Record excerpts:

BEGIN

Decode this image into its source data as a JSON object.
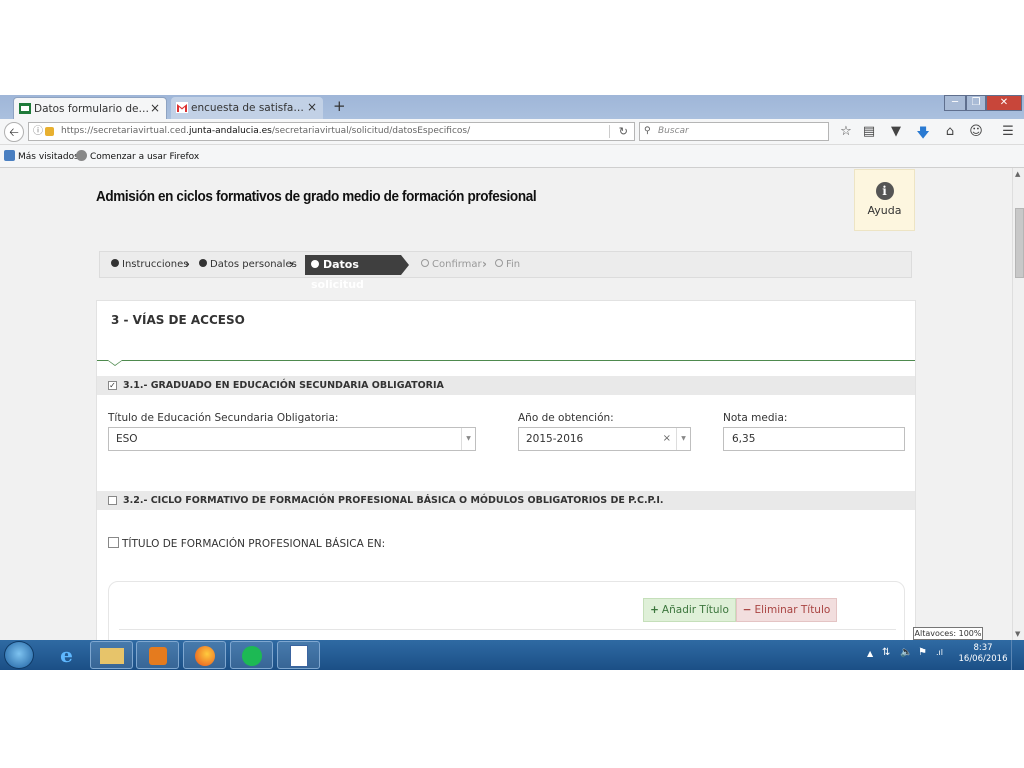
{
  "browser": {
    "tabs": [
      {
        "label": "Datos formulario de la soli...",
        "active": true,
        "icon": "junta-andalucia-icon"
      },
      {
        "label": "encuesta de satisfacción d...",
        "active": false,
        "icon": "gmail-icon"
      }
    ],
    "new_tab_label": "+",
    "close_glyph": "×",
    "url_prefix": "https://secretariavirtual.ced.",
    "url_domain": "junta-andalucia.es",
    "url_suffix": "/secretariavirtual/solicitud/datosEspecificos/",
    "search_placeholder": "Buscar",
    "bookmarks": [
      "Más visitados",
      "Comenzar a usar Firefox"
    ]
  },
  "page": {
    "title": "Admisión en ciclos formativos de grado medio de formación profesional",
    "help_label": "Ayuda",
    "steps": {
      "s1": "Instrucciones",
      "s2": "Datos personales",
      "s3": "Datos solicitud",
      "s4": "Confirmar",
      "s5": "Fin"
    },
    "section_title": "3 - VÍAS DE ACCESO",
    "sub1": {
      "checked": true,
      "label": "3.1.- GRADUADO EN EDUCACIÓN SECUNDARIA OBLIGATORIA",
      "titulo_label": "Título de Educación Secundaria Obligatoria:",
      "titulo_value": "ESO",
      "anio_label": "Año de obtención:",
      "anio_value": "2015-2016",
      "nota_label": "Nota media:",
      "nota_value": "6,35"
    },
    "sub2": {
      "checked": false,
      "label": "3.2.- CICLO FORMATIVO DE FORMACIÓN PROFESIONAL BÁSICA O MÓDULOS OBLIGATORIOS DE P.C.P.I.",
      "fpb_label": "TÍTULO DE FORMACIÓN PROFESIONAL BÁSICA EN:",
      "add_label": "Añadir Título",
      "del_label": "Eliminar Título"
    }
  },
  "tooltip": "Altavoces: 100%",
  "taskbar": {
    "apps": [
      "windows-explorer",
      "internet-explorer",
      "file-explorer",
      "media-player",
      "firefox",
      "spotify",
      "document-viewer"
    ],
    "time": "8:37",
    "date": "16/06/2016"
  },
  "colors": {
    "accent_green": "#4e8a4e",
    "active_step_bg": "#3f3f3f",
    "add_btn": "#dff0d8",
    "del_btn": "#f2dede",
    "help_bg": "#fdf6df"
  }
}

END

Exercise:
Print every entry above again without changing a word, and omit the pictures.

Result for this task:
Decode this image into its source data as a JSON object.
{
  "browser": {
    "tabs": [
      {
        "label": "Datos formulario de la soli...",
        "active": true,
        "icon": "junta-andalucia-icon"
      },
      {
        "label": "encuesta de satisfacción d...",
        "active": false,
        "icon": "gmail-icon"
      }
    ],
    "new_tab_label": "+",
    "close_glyph": "×",
    "url_prefix": "https://secretariavirtual.ced.",
    "url_domain": "junta-andalucia.es",
    "url_suffix": "/secretariavirtual/solicitud/datosEspecificos/",
    "search_placeholder": "Buscar",
    "bookmarks": [
      "Más visitados",
      "Comenzar a usar Firefox"
    ]
  },
  "page": {
    "title": "Admisión en ciclos formativos de grado medio de formación profesional",
    "help_label": "Ayuda",
    "steps": {
      "s1": "Instrucciones",
      "s2": "Datos personales",
      "s3": "Datos solicitud",
      "s4": "Confirmar",
      "s5": "Fin"
    },
    "section_title": "3 - VÍAS DE ACCESO",
    "sub1": {
      "checked": true,
      "label": "3.1.- GRADUADO EN EDUCACIÓN SECUNDARIA OBLIGATORIA",
      "titulo_label": "Título de Educación Secundaria Obligatoria:",
      "titulo_value": "ESO",
      "anio_label": "Año de obtención:",
      "anio_value": "2015-2016",
      "nota_label": "Nota media:",
      "nota_value": "6,35"
    },
    "sub2": {
      "checked": false,
      "label": "3.2.- CICLO FORMATIVO DE FORMACIÓN PROFESIONAL BÁSICA O MÓDULOS OBLIGATORIOS DE P.C.P.I.",
      "fpb_label": "TÍTULO DE FORMACIÓN PROFESIONAL BÁSICA EN:",
      "add_label": "Añadir Título",
      "del_label": "Eliminar Título"
    }
  },
  "tooltip": "Altavoces: 100%",
  "taskbar": {
    "apps": [
      "windows-explorer",
      "internet-explorer",
      "file-explorer",
      "media-player",
      "firefox",
      "spotify",
      "document-viewer"
    ],
    "time": "8:37",
    "date": "16/06/2016"
  },
  "colors": {
    "accent_green": "#4e8a4e",
    "active_step_bg": "#3f3f3f",
    "add_btn": "#dff0d8",
    "del_btn": "#f2dede",
    "help_bg": "#fdf6df"
  }
}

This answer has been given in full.